• DIRECTIVE: Give the number of lines in the data that hold the word "Server", and nothing else.

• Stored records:
▼

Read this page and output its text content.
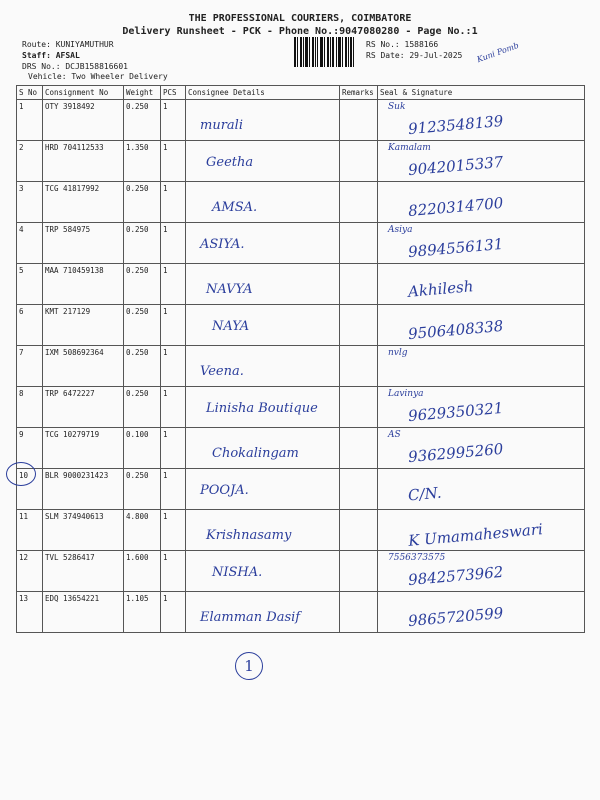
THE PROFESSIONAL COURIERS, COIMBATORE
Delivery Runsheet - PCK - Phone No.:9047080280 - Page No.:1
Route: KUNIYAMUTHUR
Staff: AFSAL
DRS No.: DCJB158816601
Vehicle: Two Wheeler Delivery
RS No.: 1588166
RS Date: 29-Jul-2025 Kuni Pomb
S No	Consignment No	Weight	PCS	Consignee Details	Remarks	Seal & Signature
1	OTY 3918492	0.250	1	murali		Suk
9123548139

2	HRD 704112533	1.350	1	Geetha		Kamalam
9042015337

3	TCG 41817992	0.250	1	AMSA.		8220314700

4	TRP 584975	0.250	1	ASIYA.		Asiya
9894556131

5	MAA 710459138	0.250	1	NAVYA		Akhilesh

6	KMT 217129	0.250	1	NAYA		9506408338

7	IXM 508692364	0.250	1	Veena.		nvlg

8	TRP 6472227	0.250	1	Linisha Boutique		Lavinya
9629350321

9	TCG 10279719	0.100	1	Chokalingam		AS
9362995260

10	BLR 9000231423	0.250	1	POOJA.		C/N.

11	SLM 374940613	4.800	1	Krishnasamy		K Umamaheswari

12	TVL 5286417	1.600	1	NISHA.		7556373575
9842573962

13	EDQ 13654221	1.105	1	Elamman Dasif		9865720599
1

▲
▼

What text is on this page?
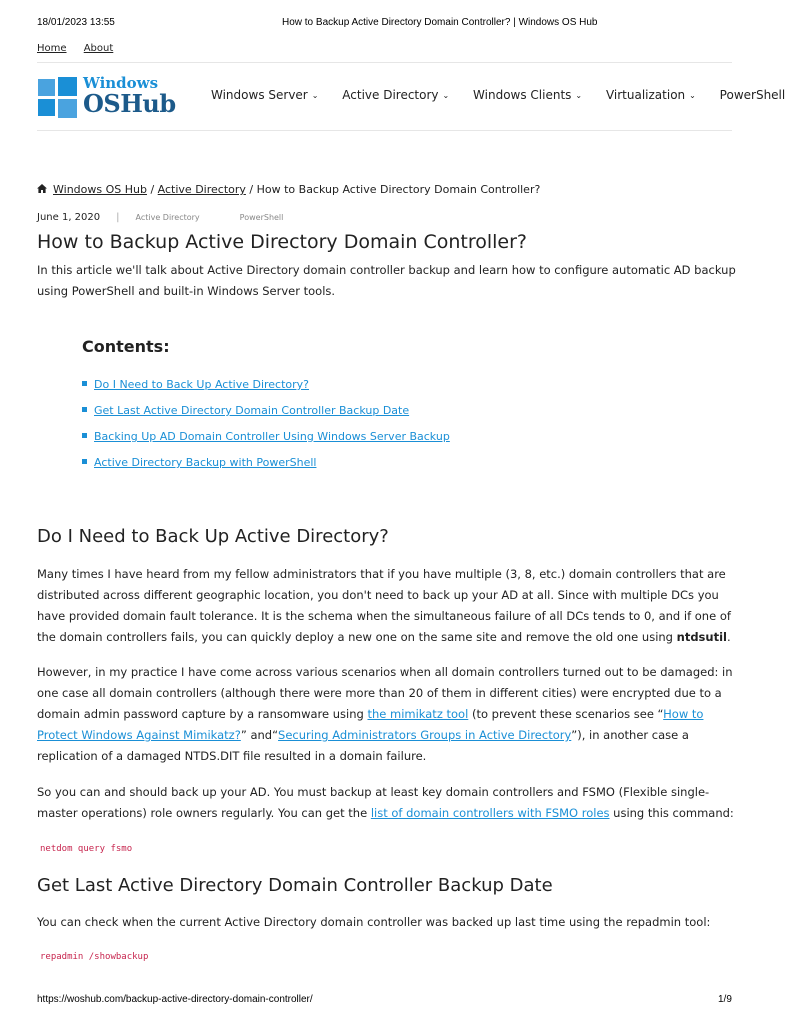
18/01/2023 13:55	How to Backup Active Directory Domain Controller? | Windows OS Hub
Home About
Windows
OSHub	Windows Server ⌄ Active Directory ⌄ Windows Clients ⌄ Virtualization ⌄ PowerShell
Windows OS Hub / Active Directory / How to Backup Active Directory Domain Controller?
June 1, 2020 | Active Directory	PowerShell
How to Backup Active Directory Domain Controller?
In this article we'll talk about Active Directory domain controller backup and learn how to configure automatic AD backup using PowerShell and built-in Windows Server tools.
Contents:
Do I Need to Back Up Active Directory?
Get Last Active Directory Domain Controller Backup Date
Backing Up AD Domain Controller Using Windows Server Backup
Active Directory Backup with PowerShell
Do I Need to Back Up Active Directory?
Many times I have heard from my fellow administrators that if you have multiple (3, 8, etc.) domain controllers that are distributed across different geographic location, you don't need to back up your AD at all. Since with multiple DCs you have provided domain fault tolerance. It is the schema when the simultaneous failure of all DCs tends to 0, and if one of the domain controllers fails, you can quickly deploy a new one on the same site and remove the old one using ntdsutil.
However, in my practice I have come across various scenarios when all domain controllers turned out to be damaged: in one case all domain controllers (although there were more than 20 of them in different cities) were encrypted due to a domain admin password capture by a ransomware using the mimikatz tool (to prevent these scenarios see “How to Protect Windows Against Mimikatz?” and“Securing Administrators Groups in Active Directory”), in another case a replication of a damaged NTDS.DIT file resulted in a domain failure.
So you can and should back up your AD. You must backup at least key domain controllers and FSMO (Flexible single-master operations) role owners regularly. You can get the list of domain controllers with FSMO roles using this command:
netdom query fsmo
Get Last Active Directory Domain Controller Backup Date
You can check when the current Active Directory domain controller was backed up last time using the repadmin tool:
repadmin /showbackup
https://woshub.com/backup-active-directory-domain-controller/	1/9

▲

• ANSWER IN FULL: 3